> **AIM**
Copy the lines of the records below exactly, from the line with "y-axis-char: 温 [23, 196, 43, 218]" up to and including the line with "x-tick: 20 [233, 410, 253, 428]".

> **LISTING**
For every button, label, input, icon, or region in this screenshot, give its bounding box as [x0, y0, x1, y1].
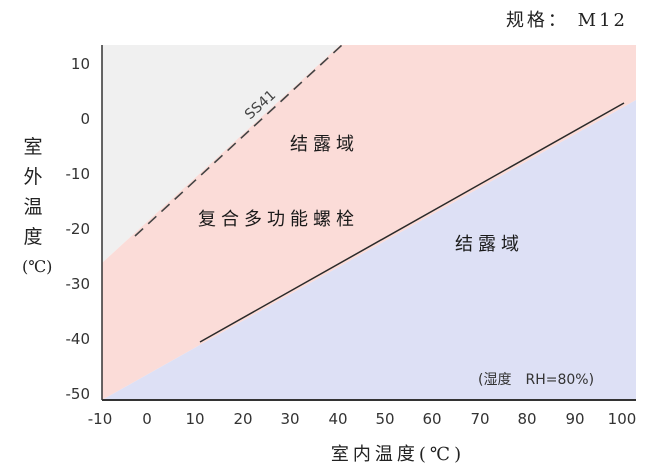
y-axis-char: 温 [23, 196, 43, 218]
y-axis-char: 外 [23, 166, 43, 188]
pink-region [102, 45, 636, 400]
y-axis-char: 度 [23, 226, 43, 248]
middle-region-label: 复合多功能螺栓 [198, 209, 359, 230]
y-tick: -50 [65, 385, 91, 403]
x-tick: 60 [422, 410, 442, 428]
x-tick: 10 [185, 410, 205, 428]
y-tick: -10 [65, 165, 91, 183]
y-axis-char: 室 [23, 136, 43, 158]
x-tick: 20 [233, 410, 253, 428]
lower-region-label: 结露域 [455, 234, 524, 255]
y-tick: 0 [80, 110, 90, 128]
x-tick: 100 [607, 410, 637, 428]
upper-region-label: 结露域 [290, 134, 359, 155]
humidity-note: (湿度 RH=80%) [478, 372, 595, 388]
spec-label: 规格： M12 [505, 10, 628, 31]
y-tick: -40 [65, 330, 91, 348]
ss41-dashed-line [134, 44, 343, 237]
x-tick: -10 [87, 410, 113, 428]
x-tick: 40 [328, 410, 348, 428]
x-tick: 30 [280, 410, 300, 428]
y-tick: -30 [65, 275, 91, 293]
x-tick: 80 [517, 410, 537, 428]
x-tick: 90 [565, 410, 585, 428]
y-tick: -20 [65, 220, 91, 238]
x-axis-label: 室内温度(℃) [330, 444, 466, 465]
x-tick: 0 [142, 410, 152, 428]
x-tick: 50 [375, 410, 395, 428]
x-tick: 70 [470, 410, 490, 428]
boundary-line [199, 102, 625, 343]
blue-region [102, 100, 636, 400]
y-tick: 10 [70, 55, 90, 73]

> **EXERCISE ANSWER**
y-axis-char: 温 [23, 196, 43, 218]
y-axis-char: 外 [23, 166, 43, 188]
pink-region [102, 45, 636, 400]
y-axis-char: 度 [23, 226, 43, 248]
middle-region-label: 复合多功能螺栓 [198, 209, 359, 230]
y-tick: -50 [65, 385, 91, 403]
x-tick: 60 [422, 410, 442, 428]
x-tick: 10 [185, 410, 205, 428]
y-tick: -10 [65, 165, 91, 183]
y-axis-char: 室 [23, 136, 43, 158]
x-tick: 20 [233, 410, 253, 428]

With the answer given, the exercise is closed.